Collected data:
::::::

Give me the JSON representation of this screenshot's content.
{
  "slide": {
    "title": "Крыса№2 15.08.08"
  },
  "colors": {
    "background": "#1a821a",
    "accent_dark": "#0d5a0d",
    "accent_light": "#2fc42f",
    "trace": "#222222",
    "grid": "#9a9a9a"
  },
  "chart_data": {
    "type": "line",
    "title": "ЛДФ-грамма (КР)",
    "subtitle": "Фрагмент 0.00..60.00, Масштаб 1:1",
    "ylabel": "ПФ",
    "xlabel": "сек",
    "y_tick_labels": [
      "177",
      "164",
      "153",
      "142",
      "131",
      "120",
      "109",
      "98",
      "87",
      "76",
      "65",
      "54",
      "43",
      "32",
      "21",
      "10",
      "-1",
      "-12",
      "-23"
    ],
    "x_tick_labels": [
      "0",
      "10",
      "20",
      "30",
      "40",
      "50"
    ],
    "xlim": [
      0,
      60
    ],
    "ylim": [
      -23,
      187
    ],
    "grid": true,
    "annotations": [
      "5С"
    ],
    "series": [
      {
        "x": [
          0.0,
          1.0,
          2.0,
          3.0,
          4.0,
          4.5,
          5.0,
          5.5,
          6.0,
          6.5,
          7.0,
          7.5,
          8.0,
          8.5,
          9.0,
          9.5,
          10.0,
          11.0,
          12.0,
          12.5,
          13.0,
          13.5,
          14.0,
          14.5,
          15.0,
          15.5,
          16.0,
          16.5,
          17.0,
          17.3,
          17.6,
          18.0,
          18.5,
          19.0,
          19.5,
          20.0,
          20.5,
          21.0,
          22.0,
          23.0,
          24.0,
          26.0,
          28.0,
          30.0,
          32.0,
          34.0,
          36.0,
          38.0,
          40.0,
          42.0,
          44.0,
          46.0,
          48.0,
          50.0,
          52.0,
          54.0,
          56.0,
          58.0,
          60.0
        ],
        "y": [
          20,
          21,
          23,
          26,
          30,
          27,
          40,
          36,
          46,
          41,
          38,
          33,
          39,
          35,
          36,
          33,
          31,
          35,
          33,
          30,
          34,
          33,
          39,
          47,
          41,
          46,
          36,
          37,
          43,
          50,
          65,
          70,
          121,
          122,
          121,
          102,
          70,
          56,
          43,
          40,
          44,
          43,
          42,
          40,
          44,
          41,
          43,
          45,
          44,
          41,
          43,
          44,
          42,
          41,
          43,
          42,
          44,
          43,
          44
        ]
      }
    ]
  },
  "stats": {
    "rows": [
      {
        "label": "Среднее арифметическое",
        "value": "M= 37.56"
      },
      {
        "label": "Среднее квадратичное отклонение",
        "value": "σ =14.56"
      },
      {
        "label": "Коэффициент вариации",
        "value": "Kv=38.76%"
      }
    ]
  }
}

::::::

• _What is asked_:
Extract all lines as given.

• _Answer to the task_:
Give me the JSON representation of this screenshot's content.
{
  "slide": {
    "title": "Крыса№2 15.08.08"
  },
  "colors": {
    "background": "#1a821a",
    "accent_dark": "#0d5a0d",
    "accent_light": "#2fc42f",
    "trace": "#222222",
    "grid": "#9a9a9a"
  },
  "chart_data": {
    "type": "line",
    "title": "ЛДФ-грамма (КР)",
    "subtitle": "Фрагмент 0.00..60.00, Масштаб 1:1",
    "ylabel": "ПФ",
    "xlabel": "сек",
    "y_tick_labels": [
      "177",
      "164",
      "153",
      "142",
      "131",
      "120",
      "109",
      "98",
      "87",
      "76",
      "65",
      "54",
      "43",
      "32",
      "21",
      "10",
      "-1",
      "-12",
      "-23"
    ],
    "x_tick_labels": [
      "0",
      "10",
      "20",
      "30",
      "40",
      "50"
    ],
    "xlim": [
      0,
      60
    ],
    "ylim": [
      -23,
      187
    ],
    "grid": true,
    "annotations": [
      "5С"
    ],
    "series": [
      {
        "x": [
          0.0,
          1.0,
          2.0,
          3.0,
          4.0,
          4.5,
          5.0,
          5.5,
          6.0,
          6.5,
          7.0,
          7.5,
          8.0,
          8.5,
          9.0,
          9.5,
          10.0,
          11.0,
          12.0,
          12.5,
          13.0,
          13.5,
          14.0,
          14.5,
          15.0,
          15.5,
          16.0,
          16.5,
          17.0,
          17.3,
          17.6,
          18.0,
          18.5,
          19.0,
          19.5,
          20.0,
          20.5,
          21.0,
          22.0,
          23.0,
          24.0,
          26.0,
          28.0,
          30.0,
          32.0,
          34.0,
          36.0,
          38.0,
          40.0,
          42.0,
          44.0,
          46.0,
          48.0,
          50.0,
          52.0,
          54.0,
          56.0,
          58.0,
          60.0
        ],
        "y": [
          20,
          21,
          23,
          26,
          30,
          27,
          40,
          36,
          46,
          41,
          38,
          33,
          39,
          35,
          36,
          33,
          31,
          35,
          33,
          30,
          34,
          33,
          39,
          47,
          41,
          46,
          36,
          37,
          43,
          50,
          65,
          70,
          121,
          122,
          121,
          102,
          70,
          56,
          43,
          40,
          44,
          43,
          42,
          40,
          44,
          41,
          43,
          45,
          44,
          41,
          43,
          44,
          42,
          41,
          43,
          42,
          44,
          43,
          44
        ]
      }
    ]
  },
  "stats": {
    "rows": [
      {
        "label": "Среднее арифметическое",
        "value": "M= 37.56"
      },
      {
        "label": "Среднее квадратичное отклонение",
        "value": "σ =14.56"
      },
      {
        "label": "Коэффициент вариации",
        "value": "Kv=38.76%"
      }
    ]
  }
}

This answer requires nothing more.